* YOUR GOAL
Return the stretch of the Hibernate passage below from "If Cat has a generated" through "EJB3 early draft.", copied word for word.

Posted on 2008-11-01 10:07 Neil's NoteBook 阅读(121) 评论(0)  编辑  收藏

Newly instantiated instances of a a persistent class are considered transient by Hibernate. We can make a transient instance persistent by associating it with a session:

DomesticCat fritz = new DomesticCat();
fritz.setColor(Color.GINGER);
fritz.setSex('M');
fritz.setName("Fritz");
Long generatedId = (Long) sess.save(fritz);

If Cat has a generated identifier, the identifier is generated and assigned to the cat when save() is called. If Cat has an assigned identifier, or a composite key, the identifier should be assigned to the cat instance before calling save(). You may also use persist() instead of save(), with the semantics defined in the EJB3 early draft.

  • persist() makes a transient instance persistent. However, it doesn't guarantee that the identifier value will be assigned to the persistent instance immediately, the assignment might happen at flush time. persist() also guarantees that it will not execute an INSERT statement if it is called outside of transaction boundaries. This is useful in long-running conversations with an extended Session/persistence context.

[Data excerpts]
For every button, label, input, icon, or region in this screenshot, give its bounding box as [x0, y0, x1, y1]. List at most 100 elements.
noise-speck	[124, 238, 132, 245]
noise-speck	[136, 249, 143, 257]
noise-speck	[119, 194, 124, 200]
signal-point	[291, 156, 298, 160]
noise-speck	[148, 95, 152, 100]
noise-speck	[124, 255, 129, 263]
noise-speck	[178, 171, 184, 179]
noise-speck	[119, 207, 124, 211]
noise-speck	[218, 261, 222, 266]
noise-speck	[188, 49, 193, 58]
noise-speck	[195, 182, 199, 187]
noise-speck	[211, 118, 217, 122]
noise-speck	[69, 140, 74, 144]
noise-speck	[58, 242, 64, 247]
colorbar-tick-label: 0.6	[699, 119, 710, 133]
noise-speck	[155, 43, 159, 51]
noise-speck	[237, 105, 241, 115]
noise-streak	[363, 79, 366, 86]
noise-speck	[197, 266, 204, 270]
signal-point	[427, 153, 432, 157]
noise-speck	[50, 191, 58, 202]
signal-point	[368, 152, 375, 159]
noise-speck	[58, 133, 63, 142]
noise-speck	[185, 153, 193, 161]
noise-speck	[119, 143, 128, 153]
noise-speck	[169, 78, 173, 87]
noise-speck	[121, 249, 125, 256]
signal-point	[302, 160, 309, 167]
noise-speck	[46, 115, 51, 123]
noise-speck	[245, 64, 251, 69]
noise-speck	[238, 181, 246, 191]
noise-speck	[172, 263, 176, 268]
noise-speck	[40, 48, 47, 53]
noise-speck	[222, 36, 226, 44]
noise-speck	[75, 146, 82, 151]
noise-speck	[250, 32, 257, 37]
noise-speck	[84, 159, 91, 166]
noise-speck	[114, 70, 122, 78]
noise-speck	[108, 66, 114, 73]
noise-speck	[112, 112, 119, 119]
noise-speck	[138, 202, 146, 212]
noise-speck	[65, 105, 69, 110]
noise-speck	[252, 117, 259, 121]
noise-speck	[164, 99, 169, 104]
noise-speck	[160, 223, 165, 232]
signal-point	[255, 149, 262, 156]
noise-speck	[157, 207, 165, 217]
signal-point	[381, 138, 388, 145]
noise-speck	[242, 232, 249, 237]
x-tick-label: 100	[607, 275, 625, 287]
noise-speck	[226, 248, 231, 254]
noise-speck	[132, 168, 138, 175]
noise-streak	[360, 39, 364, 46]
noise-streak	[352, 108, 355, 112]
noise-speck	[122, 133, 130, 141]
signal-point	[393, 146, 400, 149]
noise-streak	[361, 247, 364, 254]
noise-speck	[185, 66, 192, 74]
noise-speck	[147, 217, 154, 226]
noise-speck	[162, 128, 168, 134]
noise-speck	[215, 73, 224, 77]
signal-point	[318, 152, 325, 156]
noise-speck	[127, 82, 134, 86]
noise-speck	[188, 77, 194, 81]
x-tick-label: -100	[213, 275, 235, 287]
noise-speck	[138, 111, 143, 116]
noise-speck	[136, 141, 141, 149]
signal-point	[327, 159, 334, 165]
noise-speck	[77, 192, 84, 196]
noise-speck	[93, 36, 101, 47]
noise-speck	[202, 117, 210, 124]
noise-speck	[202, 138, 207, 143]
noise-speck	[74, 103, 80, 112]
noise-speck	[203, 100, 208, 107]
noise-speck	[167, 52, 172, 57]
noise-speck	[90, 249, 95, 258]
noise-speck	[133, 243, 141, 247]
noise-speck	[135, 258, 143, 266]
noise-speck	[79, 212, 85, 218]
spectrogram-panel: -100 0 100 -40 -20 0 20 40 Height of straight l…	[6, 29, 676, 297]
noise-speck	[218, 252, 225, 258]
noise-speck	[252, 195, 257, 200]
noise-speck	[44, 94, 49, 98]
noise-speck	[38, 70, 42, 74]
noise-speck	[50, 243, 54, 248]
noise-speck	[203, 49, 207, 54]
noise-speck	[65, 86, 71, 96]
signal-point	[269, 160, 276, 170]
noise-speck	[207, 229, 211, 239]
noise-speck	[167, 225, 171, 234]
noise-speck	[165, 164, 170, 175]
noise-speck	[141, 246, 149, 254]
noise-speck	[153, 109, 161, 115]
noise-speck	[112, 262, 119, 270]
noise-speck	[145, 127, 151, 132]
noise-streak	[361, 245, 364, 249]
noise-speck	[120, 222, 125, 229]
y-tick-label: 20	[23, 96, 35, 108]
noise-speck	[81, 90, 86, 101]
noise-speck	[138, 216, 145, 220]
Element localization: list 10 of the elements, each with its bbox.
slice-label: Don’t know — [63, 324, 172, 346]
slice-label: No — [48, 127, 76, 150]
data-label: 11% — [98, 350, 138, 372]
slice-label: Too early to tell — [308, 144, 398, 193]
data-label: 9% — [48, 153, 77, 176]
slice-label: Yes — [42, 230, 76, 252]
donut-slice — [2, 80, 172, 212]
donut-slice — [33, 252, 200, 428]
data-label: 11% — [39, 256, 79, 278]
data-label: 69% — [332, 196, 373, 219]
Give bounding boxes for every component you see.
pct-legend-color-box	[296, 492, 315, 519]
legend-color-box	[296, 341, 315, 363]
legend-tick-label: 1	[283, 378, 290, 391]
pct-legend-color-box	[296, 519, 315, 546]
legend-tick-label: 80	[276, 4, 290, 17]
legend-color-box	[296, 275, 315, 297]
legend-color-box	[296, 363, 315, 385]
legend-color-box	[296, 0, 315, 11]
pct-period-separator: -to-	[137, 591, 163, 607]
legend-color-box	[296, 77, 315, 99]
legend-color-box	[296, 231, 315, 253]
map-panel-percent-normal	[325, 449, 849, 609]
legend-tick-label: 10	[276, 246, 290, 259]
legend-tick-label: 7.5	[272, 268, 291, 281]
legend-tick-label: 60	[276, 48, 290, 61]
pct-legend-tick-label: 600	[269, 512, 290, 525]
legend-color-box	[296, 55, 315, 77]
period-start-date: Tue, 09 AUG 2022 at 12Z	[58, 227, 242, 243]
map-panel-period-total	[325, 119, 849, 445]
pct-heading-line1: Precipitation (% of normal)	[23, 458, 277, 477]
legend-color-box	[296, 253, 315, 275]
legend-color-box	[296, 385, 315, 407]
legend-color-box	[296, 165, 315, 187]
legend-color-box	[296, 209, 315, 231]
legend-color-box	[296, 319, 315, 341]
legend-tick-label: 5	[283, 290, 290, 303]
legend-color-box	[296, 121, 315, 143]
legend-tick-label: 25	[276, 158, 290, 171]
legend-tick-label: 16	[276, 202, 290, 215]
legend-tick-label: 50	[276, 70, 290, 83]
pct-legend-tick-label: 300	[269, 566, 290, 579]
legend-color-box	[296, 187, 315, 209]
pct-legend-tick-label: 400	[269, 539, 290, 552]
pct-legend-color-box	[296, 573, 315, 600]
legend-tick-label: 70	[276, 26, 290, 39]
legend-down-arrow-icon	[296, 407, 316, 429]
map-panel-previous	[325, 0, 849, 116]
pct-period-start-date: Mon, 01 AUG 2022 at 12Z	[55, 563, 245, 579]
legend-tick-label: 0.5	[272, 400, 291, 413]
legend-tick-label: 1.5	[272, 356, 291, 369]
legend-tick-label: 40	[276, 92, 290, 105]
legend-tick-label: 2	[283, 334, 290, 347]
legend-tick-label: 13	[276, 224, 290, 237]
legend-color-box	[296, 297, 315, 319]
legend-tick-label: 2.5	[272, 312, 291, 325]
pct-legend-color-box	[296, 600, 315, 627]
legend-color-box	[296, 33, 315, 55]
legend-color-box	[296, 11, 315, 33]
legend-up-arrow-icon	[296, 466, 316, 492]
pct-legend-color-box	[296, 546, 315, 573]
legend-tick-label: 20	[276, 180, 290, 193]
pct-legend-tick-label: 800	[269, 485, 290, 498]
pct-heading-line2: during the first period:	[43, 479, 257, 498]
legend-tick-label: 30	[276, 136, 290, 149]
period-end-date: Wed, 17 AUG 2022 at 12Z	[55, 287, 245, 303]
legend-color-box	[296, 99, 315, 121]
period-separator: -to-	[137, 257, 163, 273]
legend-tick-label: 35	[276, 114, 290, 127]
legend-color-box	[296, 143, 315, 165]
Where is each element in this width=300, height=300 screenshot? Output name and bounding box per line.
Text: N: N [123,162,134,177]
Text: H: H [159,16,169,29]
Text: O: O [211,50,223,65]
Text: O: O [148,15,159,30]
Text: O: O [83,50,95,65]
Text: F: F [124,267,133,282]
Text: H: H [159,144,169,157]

* EXERCISE OUTPUT
If Cat has a generated identifier, the identifier is generated and assigned to the cat when save() is called. If Cat has an assigned identifier, or a composite key, the identifier should be assigned to the cat instance before calling save(). You may also use persist() instead of save(), with the semantics defined in the EJB3 early draft.